--- Start of DATASET RECORDS ---

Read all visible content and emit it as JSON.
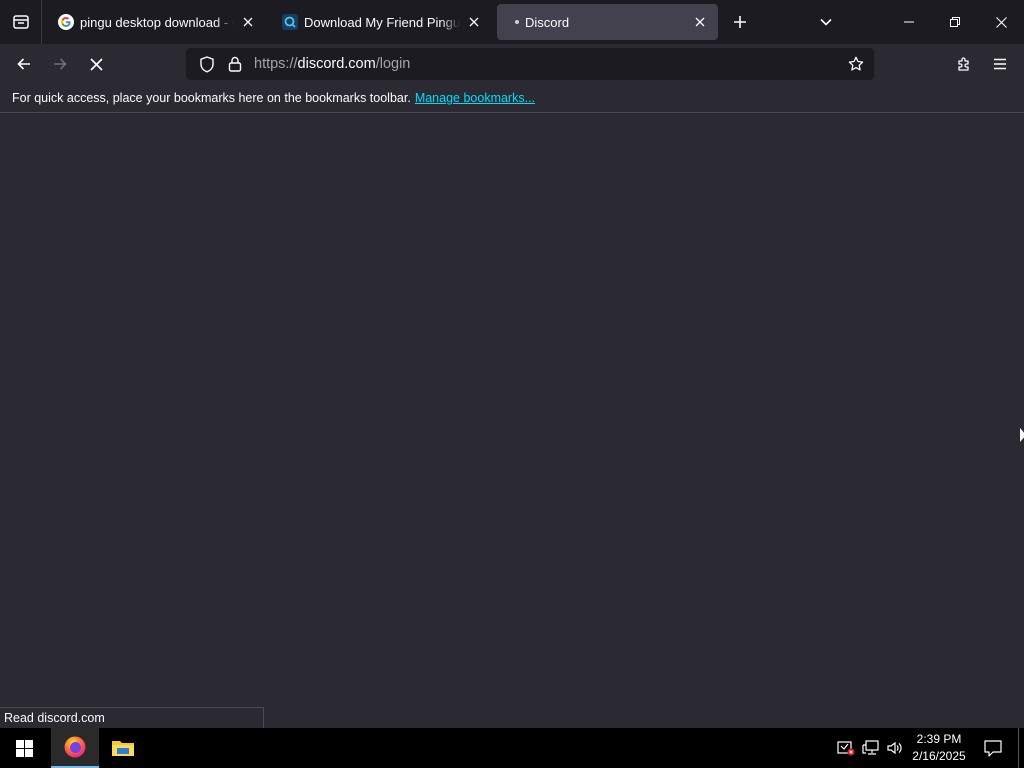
{
  "browser": {
    "tabs": [
      {
        "title": "pingu desktop download - Goo",
        "favicon": "google-g-icon",
        "active": false
      },
      {
        "title": "Download My Friend Pingu by",
        "favicon": "search-favicon-icon",
        "active": false
      },
      {
        "title": "Discord",
        "favicon": "loading-dot",
        "active": true
      }
    ],
    "url": {
      "scheme": "https://",
      "host": "discord.com",
      "path": "/login"
    },
    "bookmarks_bar": {
      "message": "For quick access, place your bookmarks here on the bookmarks toolbar.",
      "link_label": "Manage bookmarks..."
    },
    "status_text": "Read discord.com",
    "accent_link_color": "#00ddff"
  },
  "taskbar": {
    "apps": [
      {
        "name": "Firefox",
        "icon": "firefox-icon",
        "active": true
      },
      {
        "name": "File Explorer",
        "icon": "folder-icon",
        "active": false
      }
    ],
    "clock": {
      "time": "2:39 PM",
      "date": "2/16/2025"
    }
  }
}
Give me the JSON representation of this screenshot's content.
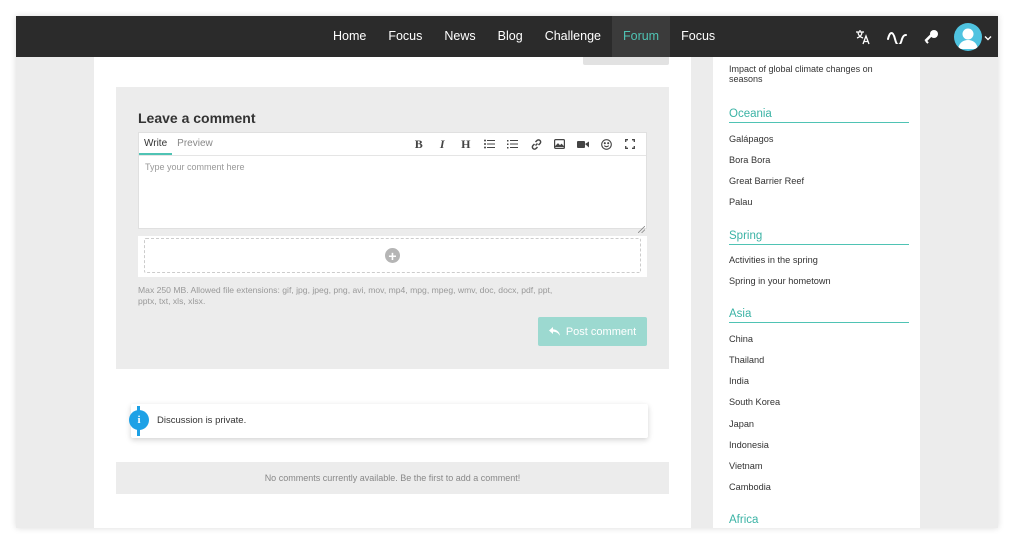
{
  "nav": {
    "items": [
      {
        "label": "Home"
      },
      {
        "label": "Focus"
      },
      {
        "label": "News"
      },
      {
        "label": "Blog"
      },
      {
        "label": "Challenge"
      },
      {
        "label": "Forum",
        "active": true
      },
      {
        "label": "Focus"
      }
    ],
    "icons": [
      "translate-icon",
      "activity-icon",
      "key-icon",
      "avatar",
      "chevron-down-icon"
    ],
    "accent": "#4fc3b4"
  },
  "comment": {
    "title": "Leave a comment",
    "tab_write": "Write",
    "tab_preview": "Preview",
    "placeholder": "Type your comment here",
    "upload_hint": "Max 250 MB. Allowed file extensions: gif, jpg, jpeg, png, avi, mov, mp4, mpg, mpeg, wmv, doc, docx, pdf, ppt, pptx, txt, xls, xlsx.",
    "post_label": "Post comment",
    "toolbar": [
      "bold-icon",
      "italic-icon",
      "heading-icon",
      "bullet-list-icon",
      "numbered-list-icon",
      "link-icon",
      "image-icon",
      "video-icon",
      "emoji-icon",
      "fullscreen-icon"
    ]
  },
  "notice": {
    "text": "Discussion is private.",
    "color": "#1da1e6"
  },
  "empty": {
    "text": "No comments currently available. Be the first to add a comment!"
  },
  "sidebar": {
    "top_item": "Impact of global climate changes on seasons",
    "sections": [
      {
        "title": "Oceania",
        "items": [
          "Galápagos",
          "Bora Bora",
          "Great Barrier Reef",
          "Palau"
        ]
      },
      {
        "title": "Spring",
        "items": [
          "Activities in the spring",
          "Spring in your hometown"
        ]
      },
      {
        "title": "Asia",
        "items": [
          "China",
          "Thailand",
          "India",
          "South Korea",
          "Japan",
          "Indonesia",
          "Vietnam",
          "Cambodia"
        ]
      },
      {
        "title": "Africa",
        "items": []
      }
    ]
  }
}
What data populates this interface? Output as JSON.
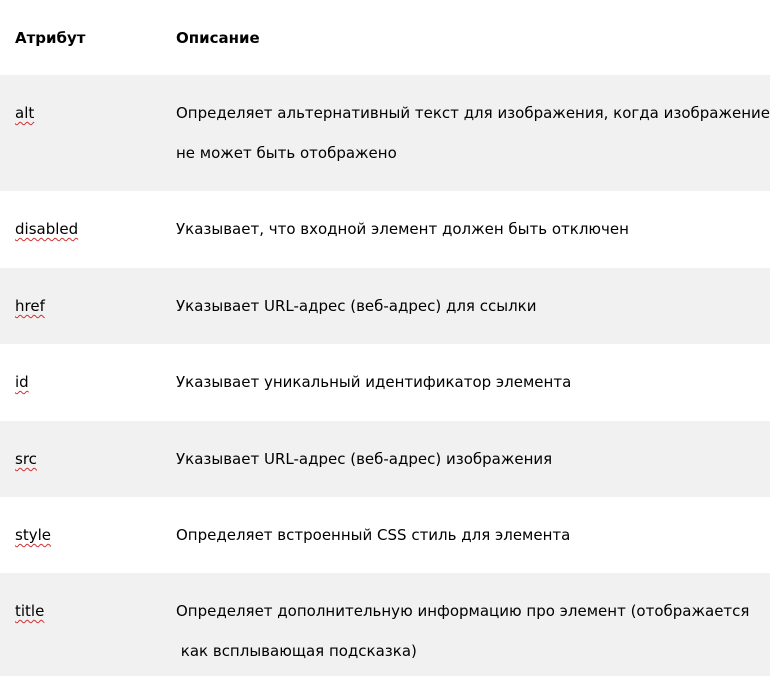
{
  "header": {
    "attribute": "Атрибут",
    "description": "Описание"
  },
  "rows": [
    {
      "attribute": "alt",
      "description_lines": [
        "Определяет альтернативный текст для изображения, когда изображение",
        "не может быть отображено"
      ]
    },
    {
      "attribute": "disabled",
      "description_lines": [
        "Указывает, что входной элемент должен быть отключен"
      ]
    },
    {
      "attribute": "href",
      "description_lines": [
        "Указывает URL-адрес (веб-адрес) для ссылки"
      ]
    },
    {
      "attribute": "id",
      "description_lines": [
        "Указывает уникальный идентификатор элемента"
      ]
    },
    {
      "attribute": "src",
      "description_lines": [
        "Указывает URL-адрес (веб-адрес) изображения"
      ]
    },
    {
      "attribute": "style",
      "description_lines": [
        "Определяет встроенный CSS стиль для элемента"
      ]
    },
    {
      "attribute": "title",
      "description_lines": [
        "Определяет дополнительную информацию про элемент (отображается",
        " как всплывающая подсказка)"
      ]
    }
  ],
  "colors": {
    "shaded_row": "#f1f1f1",
    "plain_row": "#ffffff",
    "spellcheck_underline": "#d03030"
  }
}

--- End of DATASET RECORDS ---

* PROBLEM TO SOLVE
Keep only those lines of the records that hold "attribute", and return them.

* EXPECTED OUTPUT
    "attribute": "Атрибут",
      "attribute": "alt",
      "attribute": "disabled",
      "attribute": "href",
      "attribute": "id",
      "attribute": "src",
      "attribute": "style",
      "attribute": "title",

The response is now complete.